It is required that all of the data be written out exactly.

#####

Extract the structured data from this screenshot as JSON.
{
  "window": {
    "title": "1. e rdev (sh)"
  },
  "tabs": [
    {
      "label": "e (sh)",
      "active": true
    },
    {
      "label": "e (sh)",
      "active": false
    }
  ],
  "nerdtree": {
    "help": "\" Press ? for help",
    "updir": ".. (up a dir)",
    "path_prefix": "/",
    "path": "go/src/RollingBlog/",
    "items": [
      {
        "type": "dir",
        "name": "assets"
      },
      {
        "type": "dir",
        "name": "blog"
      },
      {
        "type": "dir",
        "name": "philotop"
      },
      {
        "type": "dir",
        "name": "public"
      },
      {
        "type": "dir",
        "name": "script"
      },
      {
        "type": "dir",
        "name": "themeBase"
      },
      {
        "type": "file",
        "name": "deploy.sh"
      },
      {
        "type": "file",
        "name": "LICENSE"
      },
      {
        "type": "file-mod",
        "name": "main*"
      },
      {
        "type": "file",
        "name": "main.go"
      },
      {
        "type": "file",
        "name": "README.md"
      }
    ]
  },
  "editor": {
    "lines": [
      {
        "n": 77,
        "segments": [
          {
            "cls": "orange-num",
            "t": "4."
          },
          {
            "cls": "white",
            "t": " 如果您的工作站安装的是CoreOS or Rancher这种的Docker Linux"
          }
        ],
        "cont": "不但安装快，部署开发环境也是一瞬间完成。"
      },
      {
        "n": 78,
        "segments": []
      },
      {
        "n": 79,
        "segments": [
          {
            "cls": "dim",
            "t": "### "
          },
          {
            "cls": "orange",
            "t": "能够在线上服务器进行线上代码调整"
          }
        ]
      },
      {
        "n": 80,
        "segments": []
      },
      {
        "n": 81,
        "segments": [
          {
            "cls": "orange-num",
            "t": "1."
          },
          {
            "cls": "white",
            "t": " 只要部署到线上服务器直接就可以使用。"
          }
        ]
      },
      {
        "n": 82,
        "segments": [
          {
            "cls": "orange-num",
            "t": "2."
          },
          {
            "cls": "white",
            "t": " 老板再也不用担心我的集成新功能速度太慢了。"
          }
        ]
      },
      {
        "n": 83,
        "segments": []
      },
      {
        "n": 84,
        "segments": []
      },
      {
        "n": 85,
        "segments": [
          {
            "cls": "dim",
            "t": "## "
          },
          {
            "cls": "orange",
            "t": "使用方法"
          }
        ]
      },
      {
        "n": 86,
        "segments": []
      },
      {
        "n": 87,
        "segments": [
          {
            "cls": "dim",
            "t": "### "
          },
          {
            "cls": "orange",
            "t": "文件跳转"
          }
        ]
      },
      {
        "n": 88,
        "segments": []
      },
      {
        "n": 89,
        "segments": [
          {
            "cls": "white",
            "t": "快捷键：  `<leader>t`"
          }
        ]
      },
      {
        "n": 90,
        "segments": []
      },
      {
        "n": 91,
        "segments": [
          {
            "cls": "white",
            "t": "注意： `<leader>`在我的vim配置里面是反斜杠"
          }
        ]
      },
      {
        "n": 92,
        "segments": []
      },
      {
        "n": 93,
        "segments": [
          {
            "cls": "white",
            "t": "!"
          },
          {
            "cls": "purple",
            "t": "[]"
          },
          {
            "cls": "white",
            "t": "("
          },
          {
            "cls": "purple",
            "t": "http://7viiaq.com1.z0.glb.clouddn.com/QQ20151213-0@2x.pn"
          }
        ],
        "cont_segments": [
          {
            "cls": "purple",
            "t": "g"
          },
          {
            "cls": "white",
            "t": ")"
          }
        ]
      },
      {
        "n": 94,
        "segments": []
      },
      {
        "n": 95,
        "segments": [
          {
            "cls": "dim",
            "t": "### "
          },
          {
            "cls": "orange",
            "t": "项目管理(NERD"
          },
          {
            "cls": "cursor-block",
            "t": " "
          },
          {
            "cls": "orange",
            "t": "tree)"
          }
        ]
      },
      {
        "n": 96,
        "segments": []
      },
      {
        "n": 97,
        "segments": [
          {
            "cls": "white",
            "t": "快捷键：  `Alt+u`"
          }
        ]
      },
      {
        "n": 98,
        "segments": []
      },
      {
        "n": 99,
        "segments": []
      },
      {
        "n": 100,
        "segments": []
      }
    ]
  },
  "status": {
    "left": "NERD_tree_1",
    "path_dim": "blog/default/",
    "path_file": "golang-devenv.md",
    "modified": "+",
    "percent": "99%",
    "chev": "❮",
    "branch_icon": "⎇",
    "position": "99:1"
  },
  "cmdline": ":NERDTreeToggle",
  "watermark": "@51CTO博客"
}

#####

§ OUTPUT OF THE EXERCISE
Extract the structured data from this screenshot as JSON.
{
  "window": {
    "title": "1. e rdev (sh)"
  },
  "tabs": [
    {
      "label": "e (sh)",
      "active": true
    },
    {
      "label": "e (sh)",
      "active": false
    }
  ],
  "nerdtree": {
    "help": "\" Press ? for help",
    "updir": ".. (up a dir)",
    "path_prefix": "/",
    "path": "go/src/RollingBlog/",
    "items": [
      {
        "type": "dir",
        "name": "assets"
      },
      {
        "type": "dir",
        "name": "blog"
      },
      {
        "type": "dir",
        "name": "philotop"
      },
      {
        "type": "dir",
        "name": "public"
      },
      {
        "type": "dir",
        "name": "script"
      },
      {
        "type": "dir",
        "name": "themeBase"
      },
      {
        "type": "file",
        "name": "deploy.sh"
      },
      {
        "type": "file",
        "name": "LICENSE"
      },
      {
        "type": "file-mod",
        "name": "main*"
      },
      {
        "type": "file",
        "name": "main.go"
      },
      {
        "type": "file",
        "name": "README.md"
      }
    ]
  },
  "editor": {
    "lines": [
      {
        "n": 77,
        "segments": [
          {
            "cls": "orange-num",
            "t": "4."
          },
          {
            "cls": "white",
            "t": " 如果您的工作站安装的是CoreOS or Rancher这种的Docker Linux"
          }
        ],
        "cont": "不但安装快，部署开发环境也是一瞬间完成。"
      },
      {
        "n": 78,
        "segments": []
      },
      {
        "n": 79,
        "segments": [
          {
            "cls": "dim",
            "t": "### "
          },
          {
            "cls": "orange",
            "t": "能够在线上服务器进行线上代码调整"
          }
        ]
      },
      {
        "n": 80,
        "segments": []
      },
      {
        "n": 81,
        "segments": [
          {
            "cls": "orange-num",
            "t": "1."
          },
          {
            "cls": "white",
            "t": " 只要部署到线上服务器直接就可以使用。"
          }
        ]
      },
      {
        "n": 82,
        "segments": [
          {
            "cls": "orange-num",
            "t": "2."
          },
          {
            "cls": "white",
            "t": " 老板再也不用担心我的集成新功能速度太慢了。"
          }
        ]
      },
      {
        "n": 83,
        "segments": []
      },
      {
        "n": 84,
        "segments": []
      },
      {
        "n": 85,
        "segments": [
          {
            "cls": "dim",
            "t": "## "
          },
          {
            "cls": "orange",
            "t": "使用方法"
          }
        ]
      },
      {
        "n": 86,
        "segments": []
      },
      {
        "n": 87,
        "segments": [
          {
            "cls": "dim",
            "t": "### "
          },
          {
            "cls": "orange",
            "t": "文件跳转"
          }
        ]
      },
      {
        "n": 88,
        "segments": []
      },
      {
        "n": 89,
        "segments": [
          {
            "cls": "white",
            "t": "快捷键：  `<leader>t`"
          }
        ]
      },
      {
        "n": 90,
        "segments": []
      },
      {
        "n": 91,
        "segments": [
          {
            "cls": "white",
            "t": "注意： `<leader>`在我的vim配置里面是反斜杠"
          }
        ]
      },
      {
        "n": 92,
        "segments": []
      },
      {
        "n": 93,
        "segments": [
          {
            "cls": "white",
            "t": "!"
          },
          {
            "cls": "purple",
            "t": "[]"
          },
          {
            "cls": "white",
            "t": "("
          },
          {
            "cls": "purple",
            "t": "http://7viiaq.com1.z0.glb.clouddn.com/QQ20151213-0@2x.pn"
          }
        ],
        "cont_segments": [
          {
            "cls": "purple",
            "t": "g"
          },
          {
            "cls": "white",
            "t": ")"
          }
        ]
      },
      {
        "n": 94,
        "segments": []
      },
      {
        "n": 95,
        "segments": [
          {
            "cls": "dim",
            "t": "### "
          },
          {
            "cls": "orange",
            "t": "项目管理(NERD"
          },
          {
            "cls": "cursor-block",
            "t": " "
          },
          {
            "cls": "orange",
            "t": "tree)"
          }
        ]
      },
      {
        "n": 96,
        "segments": []
      },
      {
        "n": 97,
        "segments": [
          {
            "cls": "white",
            "t": "快捷键：  `Alt+u`"
          }
        ]
      },
      {
        "n": 98,
        "segments": []
      },
      {
        "n": 99,
        "segments": []
      },
      {
        "n": 100,
        "segments": []
      }
    ]
  },
  "status": {
    "left": "NERD_tree_1",
    "path_dim": "blog/default/",
    "path_file": "golang-devenv.md",
    "modified": "+",
    "percent": "99%",
    "chev": "❮",
    "branch_icon": "⎇",
    "position": "99:1"
  },
  "cmdline": ":NERDTreeToggle",
  "watermark": "@51CTO博客"
}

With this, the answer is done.